Find each line holding "CORONATION" and copy it out.
━━━
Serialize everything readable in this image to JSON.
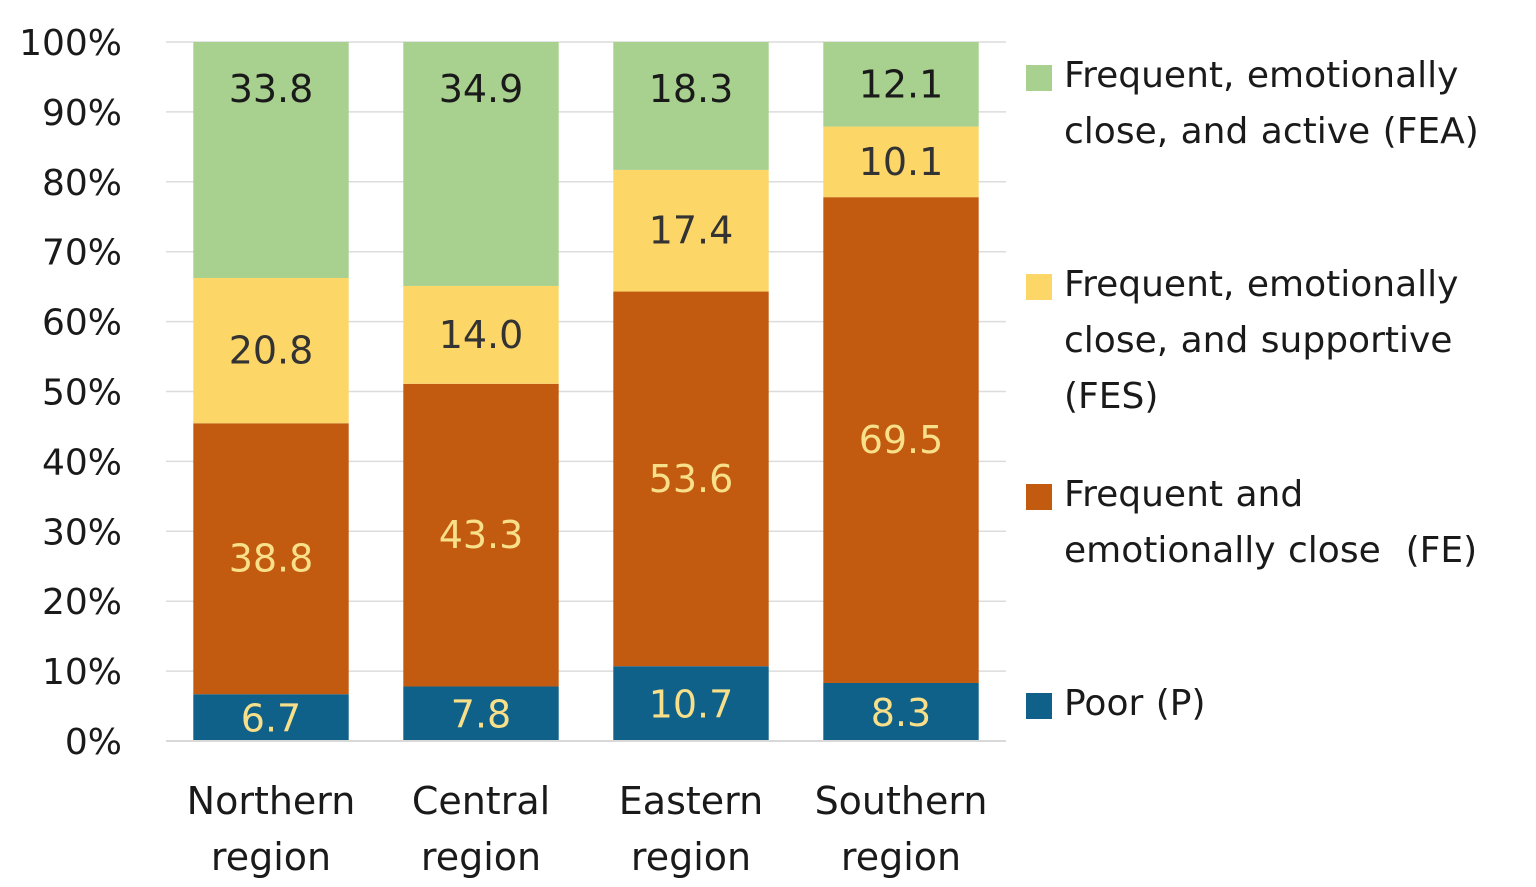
{
  "chart_data": {
    "type": "bar",
    "stacked": true,
    "percent": true,
    "title": "",
    "xlabel": "",
    "ylabel": "",
    "ylim": [
      0,
      100
    ],
    "y_ticks": [
      "0%",
      "10%",
      "20%",
      "30%",
      "40%",
      "50%",
      "60%",
      "70%",
      "80%",
      "90%",
      "100%"
    ],
    "grid": true,
    "legend_position": "right",
    "categories": [
      "Northern region",
      "Central region",
      "Eastern region",
      "Southern region"
    ],
    "series": [
      {
        "name": "Poor (P)",
        "color": "#0f6189",
        "label_color": "#f8df89",
        "values": [
          6.7,
          7.8,
          10.7,
          8.3
        ],
        "labels": [
          "6.7",
          "7.8",
          "10.7",
          "8.3"
        ]
      },
      {
        "name": "Frequent and emotionally close  (FE)",
        "color": "#c25b10",
        "label_color": "#f8df89",
        "values": [
          38.8,
          43.3,
          53.6,
          69.5
        ],
        "labels": [
          "38.8",
          "43.3",
          "53.6",
          "69.5"
        ]
      },
      {
        "name": "Frequent, emotionally close, and supportive (FES)",
        "color": "#fcd768",
        "label_color": "#333333",
        "values": [
          20.8,
          14.0,
          17.4,
          10.1
        ],
        "labels": [
          "20.8",
          "14.0",
          "17.4",
          "10.1"
        ]
      },
      {
        "name": "Frequent, emotionally close, and active (FEA)",
        "color": "#a8d18f",
        "label_color": "#1a1a1a",
        "values": [
          33.8,
          34.9,
          18.3,
          12.1
        ],
        "labels": [
          "33.8",
          "34.9",
          "18.3",
          "12.1"
        ]
      }
    ]
  }
}
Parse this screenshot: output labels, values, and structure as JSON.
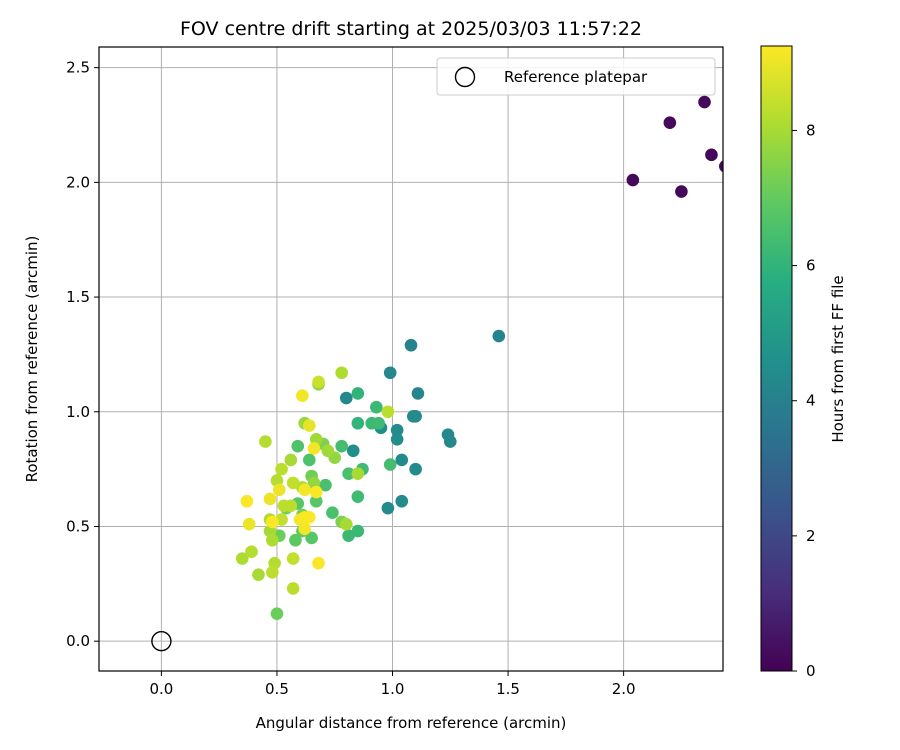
{
  "chart_data": {
    "type": "scatter",
    "title": "FOV centre drift starting at 2025/03/03 11:57:22",
    "xlabel": "Angular distance from reference (arcmin)",
    "ylabel": "Rotation from reference (arcmin)",
    "xlim": [
      -0.27,
      2.43
    ],
    "ylim": [
      -0.13,
      2.59
    ],
    "xticks": [
      "0.0",
      "0.5",
      "1.0",
      "1.5",
      "2.0"
    ],
    "yticks": [
      "0.0",
      "0.5",
      "1.0",
      "1.5",
      "2.0",
      "2.5"
    ],
    "grid": true,
    "legend": {
      "position": "top-right",
      "entries": [
        "Reference platepar"
      ]
    },
    "reference_point": {
      "x": 0.0,
      "y": 0.0
    },
    "colorbar": {
      "label": "Hours from first FF file",
      "colormap": "viridis",
      "range": [
        0,
        9.25
      ],
      "ticks": [
        "0",
        "2",
        "4",
        "6",
        "8"
      ]
    },
    "points": [
      {
        "x": 2.04,
        "y": 2.01,
        "c": 0.2
      },
      {
        "x": 2.2,
        "y": 2.26,
        "c": 0.2
      },
      {
        "x": 2.35,
        "y": 2.35,
        "c": 0.2
      },
      {
        "x": 2.25,
        "y": 1.96,
        "c": 0.2
      },
      {
        "x": 2.38,
        "y": 2.12,
        "c": 0.2
      },
      {
        "x": 2.44,
        "y": 2.07,
        "c": 0.2
      },
      {
        "x": 1.46,
        "y": 1.33,
        "c": 4.1
      },
      {
        "x": 1.08,
        "y": 1.29,
        "c": 4.1
      },
      {
        "x": 0.99,
        "y": 1.17,
        "c": 4.3
      },
      {
        "x": 1.11,
        "y": 1.08,
        "c": 4.2
      },
      {
        "x": 0.8,
        "y": 1.06,
        "c": 4.3
      },
      {
        "x": 1.09,
        "y": 0.98,
        "c": 4.3
      },
      {
        "x": 1.1,
        "y": 0.98,
        "c": 4.4
      },
      {
        "x": 0.95,
        "y": 0.93,
        "c": 4.5
      },
      {
        "x": 1.02,
        "y": 0.92,
        "c": 4.4
      },
      {
        "x": 1.24,
        "y": 0.9,
        "c": 4.3
      },
      {
        "x": 1.25,
        "y": 0.87,
        "c": 4.3
      },
      {
        "x": 1.02,
        "y": 0.88,
        "c": 4.5
      },
      {
        "x": 0.83,
        "y": 0.83,
        "c": 4.5
      },
      {
        "x": 1.04,
        "y": 0.79,
        "c": 4.4
      },
      {
        "x": 1.1,
        "y": 0.75,
        "c": 4.4
      },
      {
        "x": 1.04,
        "y": 0.61,
        "c": 4.4
      },
      {
        "x": 0.98,
        "y": 0.58,
        "c": 4.4
      },
      {
        "x": 0.85,
        "y": 1.08,
        "c": 6.0
      },
      {
        "x": 0.93,
        "y": 1.02,
        "c": 6.2
      },
      {
        "x": 0.85,
        "y": 0.95,
        "c": 6.0
      },
      {
        "x": 0.91,
        "y": 0.95,
        "c": 6.2
      },
      {
        "x": 0.94,
        "y": 0.95,
        "c": 6.3
      },
      {
        "x": 0.78,
        "y": 0.85,
        "c": 6.4
      },
      {
        "x": 0.99,
        "y": 0.77,
        "c": 6.4
      },
      {
        "x": 0.81,
        "y": 0.73,
        "c": 6.5
      },
      {
        "x": 0.87,
        "y": 0.75,
        "c": 6.3
      },
      {
        "x": 0.85,
        "y": 0.63,
        "c": 6.3
      },
      {
        "x": 0.74,
        "y": 0.56,
        "c": 6.5
      },
      {
        "x": 0.81,
        "y": 0.46,
        "c": 6.2
      },
      {
        "x": 0.85,
        "y": 0.48,
        "c": 6.2
      },
      {
        "x": 0.71,
        "y": 0.68,
        "c": 6.5
      },
      {
        "x": 0.59,
        "y": 0.85,
        "c": 6.6
      },
      {
        "x": 0.64,
        "y": 0.79,
        "c": 6.6
      },
      {
        "x": 0.67,
        "y": 0.61,
        "c": 6.8
      },
      {
        "x": 0.59,
        "y": 0.6,
        "c": 6.8
      },
      {
        "x": 0.58,
        "y": 0.44,
        "c": 6.9
      },
      {
        "x": 0.65,
        "y": 0.45,
        "c": 6.8
      },
      {
        "x": 0.61,
        "y": 0.48,
        "c": 7.0
      },
      {
        "x": 0.51,
        "y": 0.46,
        "c": 7.1
      },
      {
        "x": 0.5,
        "y": 0.12,
        "c": 7.1
      },
      {
        "x": 0.54,
        "y": 0.58,
        "c": 7.2
      },
      {
        "x": 0.61,
        "y": 0.55,
        "c": 7.3
      },
      {
        "x": 0.65,
        "y": 0.72,
        "c": 7.2
      },
      {
        "x": 0.7,
        "y": 0.86,
        "c": 7.4
      },
      {
        "x": 0.78,
        "y": 0.52,
        "c": 7.4
      },
      {
        "x": 0.68,
        "y": 1.12,
        "c": 7.6
      },
      {
        "x": 0.66,
        "y": 0.69,
        "c": 7.7
      },
      {
        "x": 0.75,
        "y": 0.8,
        "c": 7.7
      },
      {
        "x": 0.62,
        "y": 0.95,
        "c": 7.8
      },
      {
        "x": 0.72,
        "y": 0.83,
        "c": 7.9
      },
      {
        "x": 0.67,
        "y": 0.88,
        "c": 7.9
      },
      {
        "x": 0.85,
        "y": 0.73,
        "c": 8.0
      },
      {
        "x": 0.8,
        "y": 0.51,
        "c": 8.0
      },
      {
        "x": 0.78,
        "y": 1.17,
        "c": 8.1
      },
      {
        "x": 0.68,
        "y": 1.13,
        "c": 8.5
      },
      {
        "x": 0.98,
        "y": 1.0,
        "c": 8.3
      },
      {
        "x": 0.45,
        "y": 0.87,
        "c": 8.2
      },
      {
        "x": 0.56,
        "y": 0.79,
        "c": 8.0
      },
      {
        "x": 0.52,
        "y": 0.75,
        "c": 8.3
      },
      {
        "x": 0.61,
        "y": 0.67,
        "c": 8.1
      },
      {
        "x": 0.5,
        "y": 0.7,
        "c": 8.2
      },
      {
        "x": 0.57,
        "y": 0.69,
        "c": 8.4
      },
      {
        "x": 0.53,
        "y": 0.59,
        "c": 8.3
      },
      {
        "x": 0.56,
        "y": 0.59,
        "c": 8.3
      },
      {
        "x": 0.47,
        "y": 0.53,
        "c": 8.1
      },
      {
        "x": 0.52,
        "y": 0.53,
        "c": 8.4
      },
      {
        "x": 0.47,
        "y": 0.48,
        "c": 8.0
      },
      {
        "x": 0.48,
        "y": 0.44,
        "c": 8.1
      },
      {
        "x": 0.39,
        "y": 0.39,
        "c": 8.2
      },
      {
        "x": 0.35,
        "y": 0.36,
        "c": 8.1
      },
      {
        "x": 0.42,
        "y": 0.29,
        "c": 8.0
      },
      {
        "x": 0.48,
        "y": 0.3,
        "c": 8.3
      },
      {
        "x": 0.49,
        "y": 0.34,
        "c": 8.2
      },
      {
        "x": 0.57,
        "y": 0.23,
        "c": 8.3
      },
      {
        "x": 0.57,
        "y": 0.36,
        "c": 8.4
      },
      {
        "x": 0.64,
        "y": 0.94,
        "c": 8.9
      },
      {
        "x": 0.61,
        "y": 1.07,
        "c": 9.1
      },
      {
        "x": 0.66,
        "y": 0.84,
        "c": 9.1
      },
      {
        "x": 0.51,
        "y": 0.66,
        "c": 9.0
      },
      {
        "x": 0.47,
        "y": 0.62,
        "c": 9.0
      },
      {
        "x": 0.37,
        "y": 0.61,
        "c": 9.2
      },
      {
        "x": 0.67,
        "y": 0.65,
        "c": 9.2
      },
      {
        "x": 0.62,
        "y": 0.66,
        "c": 9.1
      },
      {
        "x": 0.38,
        "y": 0.51,
        "c": 9.0
      },
      {
        "x": 0.48,
        "y": 0.52,
        "c": 9.2
      },
      {
        "x": 0.6,
        "y": 0.53,
        "c": 9.1
      },
      {
        "x": 0.62,
        "y": 0.54,
        "c": 9.2
      },
      {
        "x": 0.64,
        "y": 0.54,
        "c": 9.2
      },
      {
        "x": 0.68,
        "y": 0.34,
        "c": 9.2
      },
      {
        "x": 0.62,
        "y": 0.49,
        "c": 9.1
      }
    ]
  }
}
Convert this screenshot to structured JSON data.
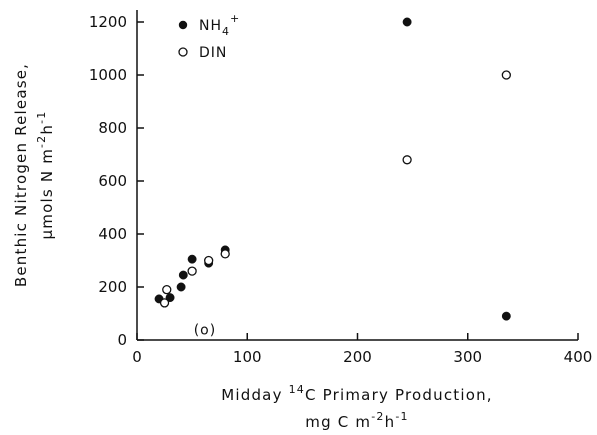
{
  "chart_data": {
    "type": "scatter",
    "xlabel_line1_pre": "Midday ",
    "xlabel_line1_sup": "14",
    "xlabel_line1_post": "C Primary Production,",
    "xlabel_line2": "mg C m",
    "xlabel_line2_sup1": "-2",
    "xlabel_line2_mid": "h",
    "xlabel_line2_sup2": "-1",
    "ylabel_line1": "Benthic Nitrogen Release,",
    "ylabel_line2_pre": "µmols N m",
    "ylabel_line2_sup1": "-2",
    "ylabel_line2_mid": "h",
    "ylabel_line2_sup2": "-1",
    "xlim": [
      0,
      400
    ],
    "ylim": [
      0,
      1200
    ],
    "x_ticks": [
      "0",
      "100",
      "200",
      "300",
      "400"
    ],
    "y_ticks": [
      "0",
      "200",
      "400",
      "600",
      "800",
      "1000",
      "1200"
    ],
    "grid": false,
    "legend_position": "top-left",
    "annotation": "(o)",
    "annotation_point": [
      80,
      40
    ],
    "series": [
      {
        "name": "NH",
        "name_sub": "4",
        "name_sup": "+",
        "marker": "filled-circle",
        "color": "#111111",
        "x": [
          20,
          30,
          40,
          42,
          50,
          65,
          80,
          245,
          335
        ],
        "y": [
          155,
          160,
          200,
          245,
          305,
          290,
          340,
          1200,
          90
        ]
      },
      {
        "name": "DIN",
        "marker": "open-circle",
        "color": "#111111",
        "x": [
          25,
          27,
          50,
          65,
          80,
          245,
          335
        ],
        "y": [
          140,
          190,
          260,
          300,
          325,
          680,
          1000
        ]
      }
    ]
  }
}
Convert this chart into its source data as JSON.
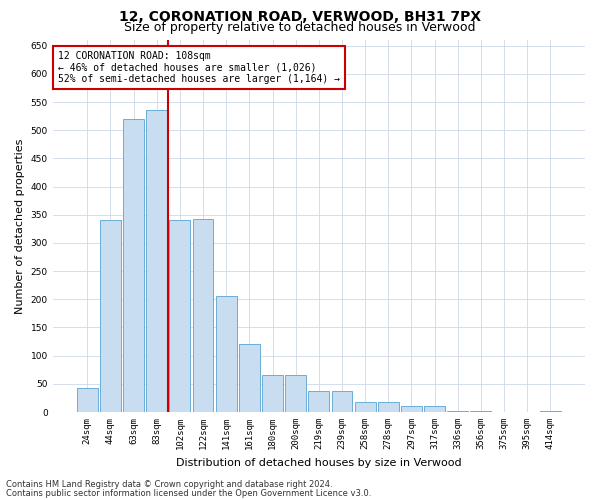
{
  "title": "12, CORONATION ROAD, VERWOOD, BH31 7PX",
  "subtitle": "Size of property relative to detached houses in Verwood",
  "xlabel": "Distribution of detached houses by size in Verwood",
  "ylabel": "Number of detached properties",
  "bar_labels": [
    "24sqm",
    "44sqm",
    "63sqm",
    "83sqm",
    "102sqm",
    "122sqm",
    "141sqm",
    "161sqm",
    "180sqm",
    "200sqm",
    "219sqm",
    "239sqm",
    "258sqm",
    "278sqm",
    "297sqm",
    "317sqm",
    "336sqm",
    "356sqm",
    "375sqm",
    "395sqm",
    "414sqm"
  ],
  "bar_values": [
    42,
    340,
    520,
    535,
    340,
    342,
    205,
    120,
    65,
    65,
    38,
    38,
    18,
    18,
    10,
    10,
    2,
    2,
    0,
    0,
    2
  ],
  "bar_color": "#c8ddf0",
  "bar_edge_color": "#6aaed6",
  "vline_x_index": 4,
  "vline_color": "#cc0000",
  "annotation_text": "12 CORONATION ROAD: 108sqm\n← 46% of detached houses are smaller (1,026)\n52% of semi-detached houses are larger (1,164) →",
  "annotation_box_color": "#ffffff",
  "annotation_box_edge_color": "#cc0000",
  "ylim": [
    0,
    660
  ],
  "yticks": [
    0,
    50,
    100,
    150,
    200,
    250,
    300,
    350,
    400,
    450,
    500,
    550,
    600,
    650
  ],
  "footnote1": "Contains HM Land Registry data © Crown copyright and database right 2024.",
  "footnote2": "Contains public sector information licensed under the Open Government Licence v3.0.",
  "bg_color": "#ffffff",
  "grid_color": "#ccd9e8",
  "title_fontsize": 10,
  "subtitle_fontsize": 9,
  "label_fontsize": 8,
  "tick_fontsize": 6.5,
  "annot_fontsize": 7,
  "footnote_fontsize": 6
}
━━━
### Reply to the exercise
  "title": "12, CORONATION ROAD, VERWOOD, BH31 7PX",
  "annotation_text": "12 CORONATION ROAD: 108sqm\n← 46% of detached houses are smaller (1,026)\n52% of semi-detached houses are larger (1,164) →",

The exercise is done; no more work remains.